● **Complete the following**
**a)** Reproduce from the circuit transformation passage the part that opens with the words containing "More formally, the" and closes with "polynomial in n.".
**b)** List the numbered steps (i), (ii) and (iii) given in the proof of Theorem 1 in the circuit transformation passage, stating what each step does.

● **Article**
☆ ☆ ☆ ☆

Since we allow x, y and z to match any subcircuit of  $C_1$ , there are two different possibilities. The first possibility is to set

$$x = (x_1), y = x_2, z = (g[01], ((x_4, x_1))),$$

which transforms  $C_1$  into  $C_2$ ; that is

$$((x_1), x_2, (g[01], ((x_4, x_1))), x_3)$$

The other possibility is to set

$$x = g[01], y = x_4, z = x_1,$$

and then we obtain a different  $C_2$  such as

$$((x_1),((x_2,(g[01],x_4,x_1))),x_3).$$

Rule (10) is so-called a substitution and its converse. If label  $g[\ell]$  appears in a p-circuit, it can be replaced by the right-hand side of the definition of  $g[\ell]$ . Conversely, if some subcircuit  $s_1$  of p-circuits coincides with the right-hand side of some definition, say  $g[\ell] = s_1$ , then the whole  $s_1$  can be replaced by  $g[\ell]$ . Note that if the definition  $g[\ell] = s_1$  does not exists, it can be created by rule (12).

More formally, the transformation from a circuit  $C_1$  is defined by a function  $T(C_1, r, k)$ . Here, r is a rule and k is an integer. Recall that there may be two or more possibilities for applying rule r to  $C_1$ . The integer k is for selecting one of such possibilities, namely, the kth one. (Exactly speaking, we have to define some order for these possibilities.)  $T(C_1, r, k)$  returns a (unique) circuit  $C_2$  or nil if there are no possibilities for the application of rule r.

**Theorem 1.** For any circuit C of size n, T(C, r, k) can be computed in time polynomial in n.

**Proof.** Consider for example rule  $r: x, ((y, z)) \Longrightarrow x, y, z$ . Then a straightforward way of computing T(C, r, k) is as follows: (i) Regarding circuit C as a string, we decompose C using substrings  $s_1, s_2, \dots, s_5$  such that  $C = s_1 s_2, ((s_3, s_4)) s_5$  (each  $s_i$  may be the null string). One can see that the number of different such decompositions is polynomial in the size n of C. (ii) Then we check if all of  $s_2, s_3$  and  $s_4$  are subcircuits. If so, we say that the decomposition is proper. Again this can be done in polynomial time. (iii) Now we select the kth one out of the proper decompositions (if any). The argument is similar for other rules. As for rule (12), note that we imposed the restriction that the created p-circuit be of polynomial size.

☆ ☆ ☆ ☆

● **Dataset entries**
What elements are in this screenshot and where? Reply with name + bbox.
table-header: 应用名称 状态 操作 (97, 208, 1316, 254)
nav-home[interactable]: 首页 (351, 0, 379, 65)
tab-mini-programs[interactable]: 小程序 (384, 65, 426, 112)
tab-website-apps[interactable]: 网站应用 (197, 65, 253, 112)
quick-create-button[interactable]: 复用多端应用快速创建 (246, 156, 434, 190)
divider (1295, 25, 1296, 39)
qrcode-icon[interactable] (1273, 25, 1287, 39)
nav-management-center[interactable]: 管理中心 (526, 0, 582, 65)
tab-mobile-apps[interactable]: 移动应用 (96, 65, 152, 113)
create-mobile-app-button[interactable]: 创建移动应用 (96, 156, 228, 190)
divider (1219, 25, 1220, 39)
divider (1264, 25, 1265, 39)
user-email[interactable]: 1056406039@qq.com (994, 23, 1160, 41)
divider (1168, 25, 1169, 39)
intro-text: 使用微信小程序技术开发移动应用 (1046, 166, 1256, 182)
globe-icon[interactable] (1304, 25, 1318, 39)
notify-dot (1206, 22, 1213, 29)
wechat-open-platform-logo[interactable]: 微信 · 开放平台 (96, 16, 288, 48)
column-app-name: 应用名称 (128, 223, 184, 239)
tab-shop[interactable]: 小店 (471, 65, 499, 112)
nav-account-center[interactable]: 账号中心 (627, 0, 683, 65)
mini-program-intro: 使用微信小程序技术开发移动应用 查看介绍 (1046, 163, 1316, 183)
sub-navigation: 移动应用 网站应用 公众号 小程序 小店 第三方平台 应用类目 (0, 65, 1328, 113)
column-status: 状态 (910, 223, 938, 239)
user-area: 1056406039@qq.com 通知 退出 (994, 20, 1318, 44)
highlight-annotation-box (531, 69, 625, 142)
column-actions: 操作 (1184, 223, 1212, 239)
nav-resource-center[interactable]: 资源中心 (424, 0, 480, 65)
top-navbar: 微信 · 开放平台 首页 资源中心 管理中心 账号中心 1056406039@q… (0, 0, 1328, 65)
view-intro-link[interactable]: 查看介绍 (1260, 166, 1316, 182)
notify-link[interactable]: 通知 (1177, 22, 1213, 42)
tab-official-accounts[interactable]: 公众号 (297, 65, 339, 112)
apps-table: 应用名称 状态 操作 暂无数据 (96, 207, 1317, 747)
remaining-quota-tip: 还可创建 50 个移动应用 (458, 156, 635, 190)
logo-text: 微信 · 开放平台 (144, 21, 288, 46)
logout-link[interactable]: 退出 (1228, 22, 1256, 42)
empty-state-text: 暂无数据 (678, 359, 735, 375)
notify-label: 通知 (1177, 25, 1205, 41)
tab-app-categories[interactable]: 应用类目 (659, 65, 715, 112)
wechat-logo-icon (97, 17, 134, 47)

☆ ☆ ☆ ☆

● **Task responses**
**a)**
More formally, the transformation from a circuit  $C_1$  is defined by a function  $T(C_1, r, k)$ . Here, r is a rule and k is an integer. Recall that there may be two or more possibilities for applying rule r to  $C_1$ . The integer k is for selecting one of such possibilities, namely, the kth one. (Exactly speaking, we have to define some order for these possibilities.)  $T(C_1, r, k)$  returns a (unique) circuit  $C_2$  or nil if there are no possibilities for the application of rule r.

**Theorem 1.** For any circuit C of size n, T(C, r, k) can be computed in time polynomial in n.

**b)**
(i) Treat circuit C as a string and decompose it into substrings s1, s2, …, s5 such that C = s1 s2, ((s3, s4)) s5, where each si may be the null string.
(ii) Check whether s2, s3 and s4 are all subcircuits. If they are, the decomposition is proper.
(iii) Select the kth one of the proper decompositions, if there are any.